Data records:
========================

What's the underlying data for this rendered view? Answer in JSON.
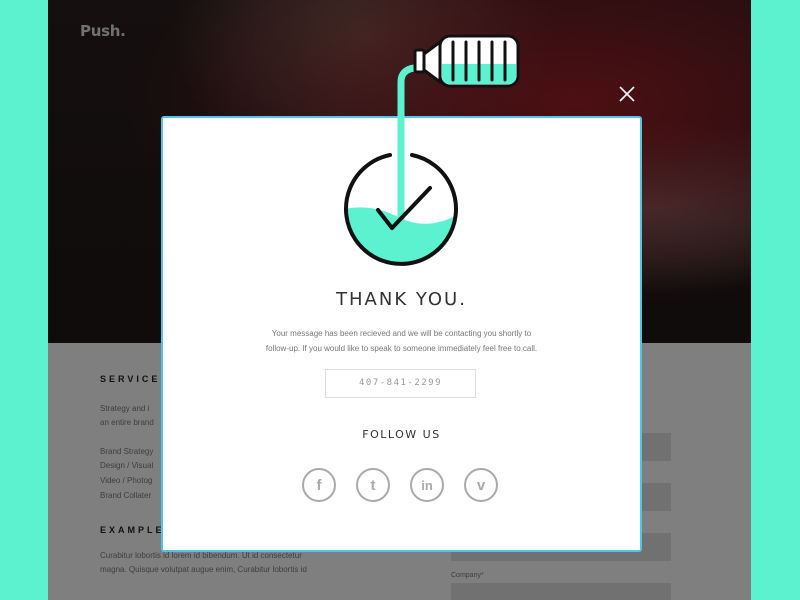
{
  "brand": {
    "logo": "Push."
  },
  "sections": {
    "services_heading": "SERVICE",
    "services_text": "Strategy and i",
    "services_text2": "an entire brand",
    "services_list": [
      "Brand Strategy",
      "Design / Visual",
      "Video / Photog",
      "Brand Collater"
    ],
    "examples_heading": "EXAMPLE",
    "examples_text": "Curabitur lobortis id lorem id bibendum. Ut id consectetur",
    "examples_text2": "magna. Quisque volutpat augue enim, Curabitur lobortis id"
  },
  "form": {
    "company_label": "Company*"
  },
  "modal": {
    "title": "THANK YOU.",
    "message_line1": "Your message has been recieved and we will be contacting you shortly to",
    "message_line2": "follow-up. If you would like to speak to someone immediately feel free to call.",
    "phone": "407-841-2299",
    "follow_label": "FOLLOW US",
    "social": [
      {
        "name": "facebook",
        "glyph": "f"
      },
      {
        "name": "twitter",
        "glyph": "t"
      },
      {
        "name": "linkedin",
        "glyph": "in"
      },
      {
        "name": "vimeo",
        "glyph": "v"
      }
    ]
  },
  "colors": {
    "accent": "#5cf2d0",
    "modal_border": "#4fc6e8",
    "ink": "#111111"
  }
}
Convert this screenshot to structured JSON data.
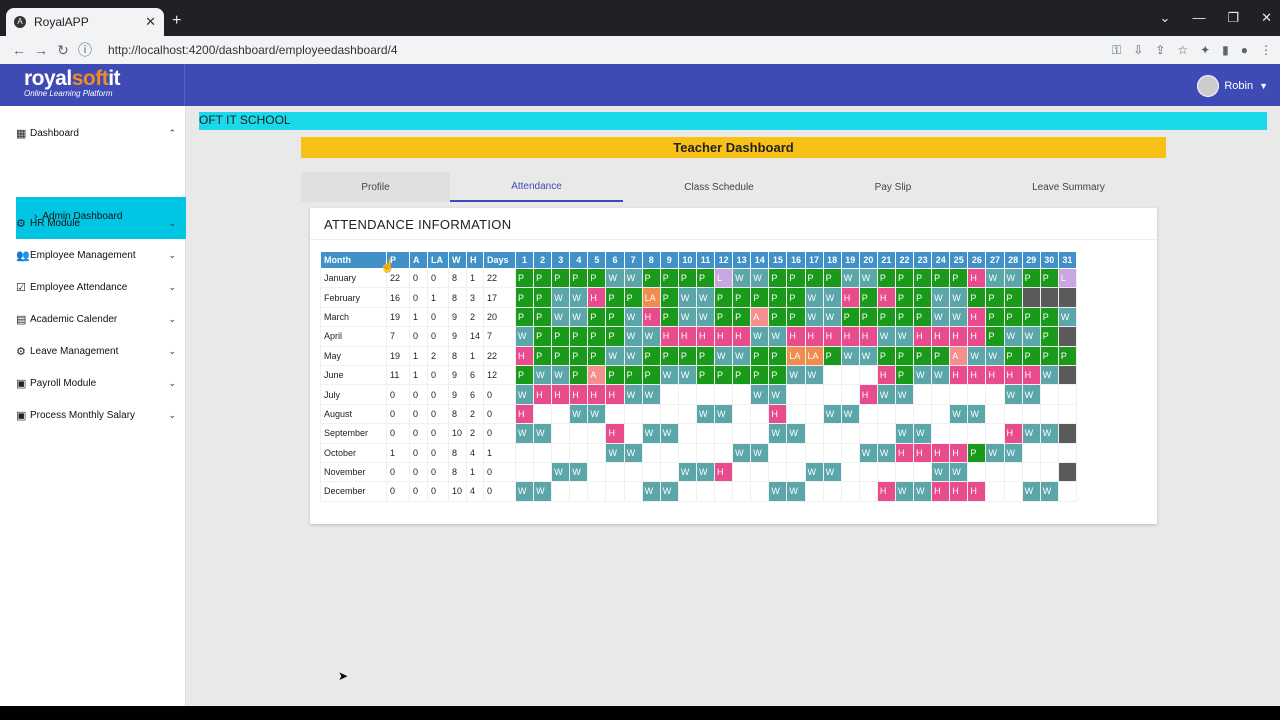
{
  "browser": {
    "tab_title": "RoyalAPP",
    "tab_close": "✕",
    "new_tab": "+",
    "url": "http://localhost:4200/dashboard/employeedashboard/4",
    "win_controls": [
      "⌄",
      "—",
      "❐",
      "✕"
    ]
  },
  "header": {
    "logo_royal": "royal",
    "logo_soft": "soft",
    "logo_it": "it",
    "logo_tagline": "Online Learning Platform",
    "user_name": "Robin"
  },
  "sidebar": {
    "items": [
      {
        "label": "Dashboard",
        "icon": "grid-icon",
        "glyph": "▦",
        "chevron": "⌃"
      },
      {
        "label": "HR Module",
        "icon": "user-cog-icon",
        "glyph": "⚙",
        "chevron": "⌄"
      },
      {
        "label": "Employee Management",
        "icon": "people-icon",
        "glyph": "👥",
        "chevron": "⌄"
      },
      {
        "label": "Employee Attendance",
        "icon": "calendar-check-icon",
        "glyph": "☑",
        "chevron": "⌄"
      },
      {
        "label": "Academic Calender",
        "icon": "calendar-icon",
        "glyph": "▤",
        "chevron": "⌄"
      },
      {
        "label": "Leave Management",
        "icon": "gear-icon",
        "glyph": "⚙",
        "chevron": "⌄"
      },
      {
        "label": "Payroll Module",
        "icon": "payroll-icon",
        "glyph": "▣",
        "chevron": "⌄"
      },
      {
        "label": "Process Monthly Salary",
        "icon": "payroll-icon",
        "glyph": "▣",
        "chevron": "⌄"
      }
    ],
    "submenu_label": "Admin Dashboard"
  },
  "main": {
    "school_name": "OFT IT SCHOOL",
    "dashboard_title": "Teacher Dashboard",
    "tabs": [
      {
        "label": "Profile"
      },
      {
        "label": "Attendance"
      },
      {
        "label": "Class Schedule"
      },
      {
        "label": "Pay Slip"
      },
      {
        "label": "Leave Summary"
      }
    ],
    "active_tab": 1,
    "card_title": "ATTENDANCE INFORMATION"
  },
  "attendance": {
    "headers": [
      "Month",
      "P",
      "A",
      "LA",
      "W",
      "H",
      "Days"
    ],
    "days": [
      "1",
      "2",
      "3",
      "4",
      "5",
      "6",
      "7",
      "8",
      "9",
      "10",
      "11",
      "12",
      "13",
      "14",
      "15",
      "16",
      "17",
      "18",
      "19",
      "20",
      "21",
      "22",
      "23",
      "24",
      "25",
      "26",
      "27",
      "28",
      "29",
      "30",
      "31"
    ],
    "colors": {
      "P": "#1a9a1a",
      "W": "#5aa6a8",
      "H": "#e84c8c",
      "A": "#f58f8f",
      "LA": "#f28c4e",
      "L": "#c9a6e0",
      "blocked": "#5a5a5a"
    },
    "rows": [
      {
        "month": "January",
        "stats": [
          "22",
          "0",
          "0",
          "8",
          "1",
          "22"
        ],
        "days": [
          "P",
          "P",
          "P",
          "P",
          "P",
          "W",
          "W",
          "P",
          "P",
          "P",
          "P",
          "L",
          "W",
          "W",
          "P",
          "P",
          "P",
          "P",
          "W",
          "W",
          "P",
          "P",
          "P",
          "P",
          "P",
          "H",
          "W",
          "W",
          "P",
          "P",
          "L"
        ]
      },
      {
        "month": "February",
        "stats": [
          "16",
          "0",
          "1",
          "8",
          "3",
          "17"
        ],
        "days": [
          "P",
          "P",
          "W",
          "W",
          "H",
          "P",
          "P",
          "LA",
          "P",
          "W",
          "W",
          "P",
          "P",
          "P",
          "P",
          "P",
          "W",
          "W",
          "H",
          "P",
          "H",
          "P",
          "P",
          "W",
          "W",
          "P",
          "P",
          "P",
          "X",
          "X",
          "X"
        ]
      },
      {
        "month": "March",
        "stats": [
          "19",
          "1",
          "0",
          "9",
          "2",
          "20"
        ],
        "days": [
          "P",
          "P",
          "W",
          "W",
          "P",
          "P",
          "W",
          "H",
          "P",
          "W",
          "W",
          "P",
          "P",
          "A",
          "P",
          "P",
          "W",
          "W",
          "P",
          "P",
          "P",
          "P",
          "P",
          "W",
          "W",
          "H",
          "P",
          "P",
          "P",
          "P",
          "W"
        ]
      },
      {
        "month": "April",
        "stats": [
          "7",
          "0",
          "0",
          "9",
          "14",
          "7"
        ],
        "days": [
          "W",
          "P",
          "P",
          "P",
          "P",
          "P",
          "W",
          "W",
          "H",
          "H",
          "H",
          "H",
          "H",
          "W",
          "W",
          "H",
          "H",
          "H",
          "H",
          "H",
          "W",
          "W",
          "H",
          "H",
          "H",
          "H",
          "P",
          "W",
          "W",
          "P",
          "X"
        ]
      },
      {
        "month": "May",
        "stats": [
          "19",
          "1",
          "2",
          "8",
          "1",
          "22"
        ],
        "days": [
          "H",
          "P",
          "P",
          "P",
          "P",
          "W",
          "W",
          "P",
          "P",
          "P",
          "P",
          "W",
          "W",
          "P",
          "P",
          "LA",
          "LA",
          "P",
          "W",
          "W",
          "P",
          "P",
          "P",
          "P",
          "A",
          "W",
          "W",
          "P",
          "P",
          "P",
          "P"
        ]
      },
      {
        "month": "June",
        "stats": [
          "11",
          "1",
          "0",
          "9",
          "6",
          "12"
        ],
        "days": [
          "P",
          "W",
          "W",
          "P",
          "A",
          "P",
          "P",
          "P",
          "W",
          "W",
          "P",
          "P",
          "P",
          "P",
          "P",
          "W",
          "W",
          "_",
          "_",
          "_",
          "H",
          "P",
          "W",
          "W",
          "H",
          "H",
          "H",
          "H",
          "H",
          "W",
          "X"
        ]
      },
      {
        "month": "July",
        "stats": [
          "0",
          "0",
          "0",
          "9",
          "6",
          "0"
        ],
        "days": [
          "W",
          "H",
          "H",
          "H",
          "H",
          "H",
          "W",
          "W",
          "_",
          "_",
          "_",
          "_",
          "_",
          "W",
          "W",
          "_",
          "_",
          "_",
          "_",
          "H",
          "W",
          "W",
          "_",
          "_",
          "_",
          "_",
          "_",
          "W",
          "W",
          "_",
          "_"
        ]
      },
      {
        "month": "August",
        "stats": [
          "0",
          "0",
          "0",
          "8",
          "2",
          "0"
        ],
        "days": [
          "H",
          "_",
          "_",
          "W",
          "W",
          "_",
          "_",
          "_",
          "_",
          "_",
          "W",
          "W",
          "_",
          "_",
          "H",
          "_",
          "_",
          "W",
          "W",
          "_",
          "_",
          "_",
          "_",
          "_",
          "W",
          "W",
          "_",
          "_",
          "_",
          "_",
          "_"
        ]
      },
      {
        "month": "September",
        "stats": [
          "0",
          "0",
          "0",
          "10",
          "2",
          "0"
        ],
        "days": [
          "W",
          "W",
          "_",
          "_",
          "_",
          "H",
          "_",
          "W",
          "W",
          "_",
          "_",
          "_",
          "_",
          "_",
          "W",
          "W",
          "_",
          "_",
          "_",
          "_",
          "_",
          "W",
          "W",
          "_",
          "_",
          "_",
          "_",
          "H",
          "W",
          "W",
          "X"
        ]
      },
      {
        "month": "October",
        "stats": [
          "1",
          "0",
          "0",
          "8",
          "4",
          "1"
        ],
        "days": [
          "_",
          "_",
          "_",
          "_",
          "_",
          "W",
          "W",
          "_",
          "_",
          "_",
          "_",
          "_",
          "W",
          "W",
          "_",
          "_",
          "_",
          "_",
          "_",
          "W",
          "W",
          "H",
          "H",
          "H",
          "H",
          "P",
          "W",
          "W",
          "_",
          "_",
          "_"
        ]
      },
      {
        "month": "November",
        "stats": [
          "0",
          "0",
          "0",
          "8",
          "1",
          "0"
        ],
        "days": [
          "_",
          "_",
          "W",
          "W",
          "_",
          "_",
          "_",
          "_",
          "_",
          "W",
          "W",
          "H",
          "_",
          "_",
          "_",
          "_",
          "W",
          "W",
          "_",
          "_",
          "_",
          "_",
          "_",
          "W",
          "W",
          "_",
          "_",
          "_",
          "_",
          "_",
          "X"
        ]
      },
      {
        "month": "December",
        "stats": [
          "0",
          "0",
          "0",
          "10",
          "4",
          "0"
        ],
        "days": [
          "W",
          "W",
          "_",
          "_",
          "_",
          "_",
          "_",
          "W",
          "W",
          "_",
          "_",
          "_",
          "_",
          "_",
          "W",
          "W",
          "_",
          "_",
          "_",
          "_",
          "H",
          "W",
          "W",
          "H",
          "H",
          "H",
          "_",
          "_",
          "W",
          "W",
          "_"
        ]
      }
    ]
  }
}
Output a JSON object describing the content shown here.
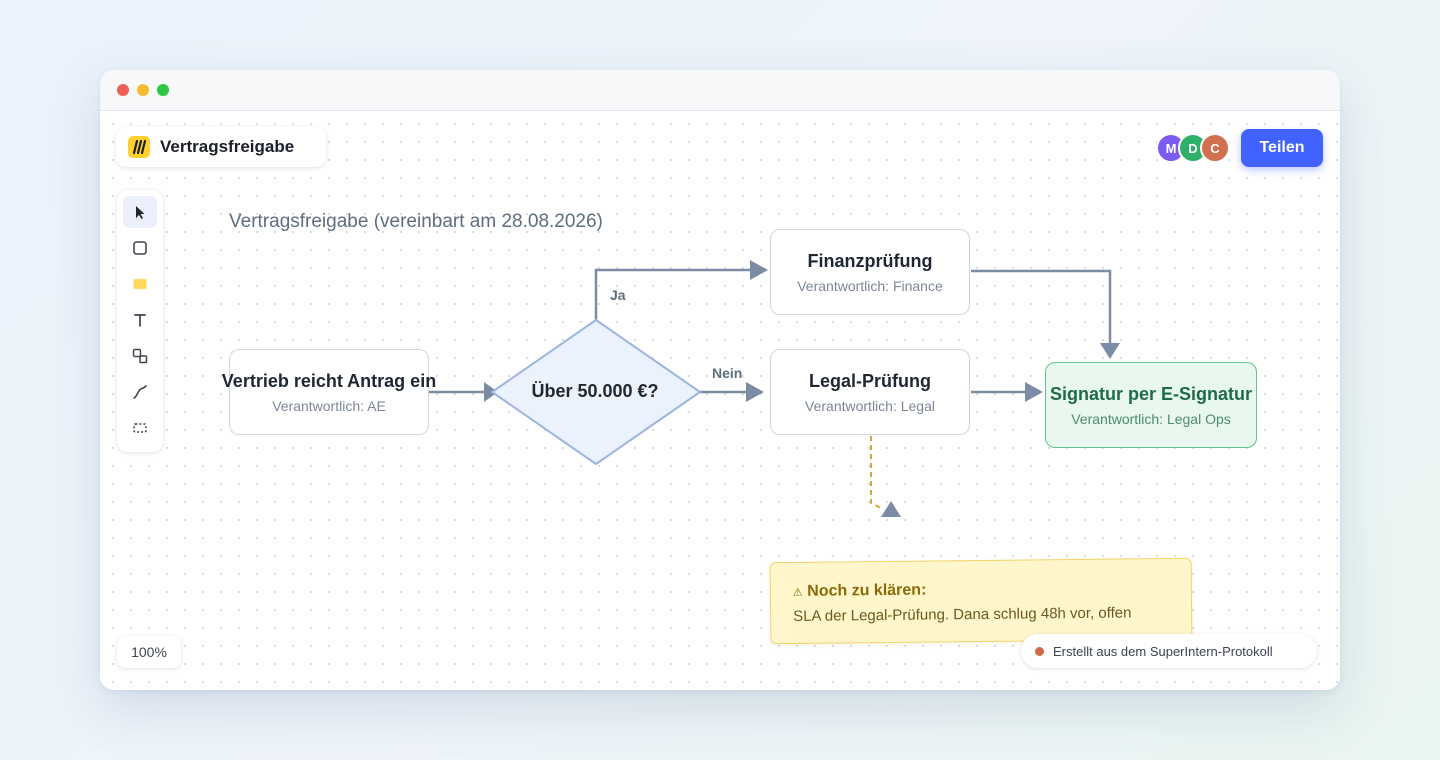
{
  "window": {
    "controls": [
      "close",
      "minimize",
      "maximize"
    ]
  },
  "board": {
    "name": "Vertragsfreigabe",
    "logo": "miro-logo-icon",
    "logo_color": "#ffd02f"
  },
  "toolbar": {
    "tools": [
      {
        "name": "select-tool",
        "icon": "cursor-icon",
        "active": true
      },
      {
        "name": "shape-tool",
        "icon": "square-icon"
      },
      {
        "name": "sticky-note-tool",
        "icon": "sticky-note-icon"
      },
      {
        "name": "text-tool",
        "icon": "text-icon"
      },
      {
        "name": "shapes-tool",
        "icon": "shapes-icon"
      },
      {
        "name": "pen-tool",
        "icon": "pen-icon"
      },
      {
        "name": "frame-tool",
        "icon": "frame-icon"
      }
    ]
  },
  "collaborators": [
    {
      "initial": "M",
      "color": "#7b5cf0"
    },
    {
      "initial": "D",
      "color": "#2eaf6a"
    },
    {
      "initial": "C",
      "color": "#d0704e"
    }
  ],
  "share": {
    "label": "Teilen",
    "color": "#4262ff"
  },
  "diagram": {
    "heading": "Vertragsfreigabe (vereinbart am 28.08.2026)",
    "nodes": {
      "start": {
        "title": "Vertrieb reicht Antrag ein",
        "subtitle": "Verantwortlich: AE"
      },
      "decision": {
        "title": "Über 50.000 €?"
      },
      "finance": {
        "title": "Finanzprüfung",
        "subtitle": "Verantwortlich: Finance"
      },
      "legal": {
        "title": "Legal-Prüfung",
        "subtitle": "Verantwortlich: Legal"
      },
      "signature": {
        "title": "Signatur per E-Signatur",
        "subtitle": "Verantwortlich: Legal Ops"
      }
    },
    "edge_labels": {
      "yes": "Ja",
      "no": "Nein"
    }
  },
  "note": {
    "icon": "⚠",
    "title": "Noch zu klären:",
    "text": "SLA der Legal-Prüfung. Dana schlug 48h vor, offen"
  },
  "zoom": {
    "level": "100%"
  },
  "source": {
    "label": "Erstellt aus dem SuperIntern-Protokoll",
    "dot_color": "#cf6a48"
  }
}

========================

## BRIEF:
Extract, from the material above, each line holding the word "note".

## THE SOLUTION:
        "name": "sticky-note-tool",
        "icon": "sticky-note-icon"
  "note": {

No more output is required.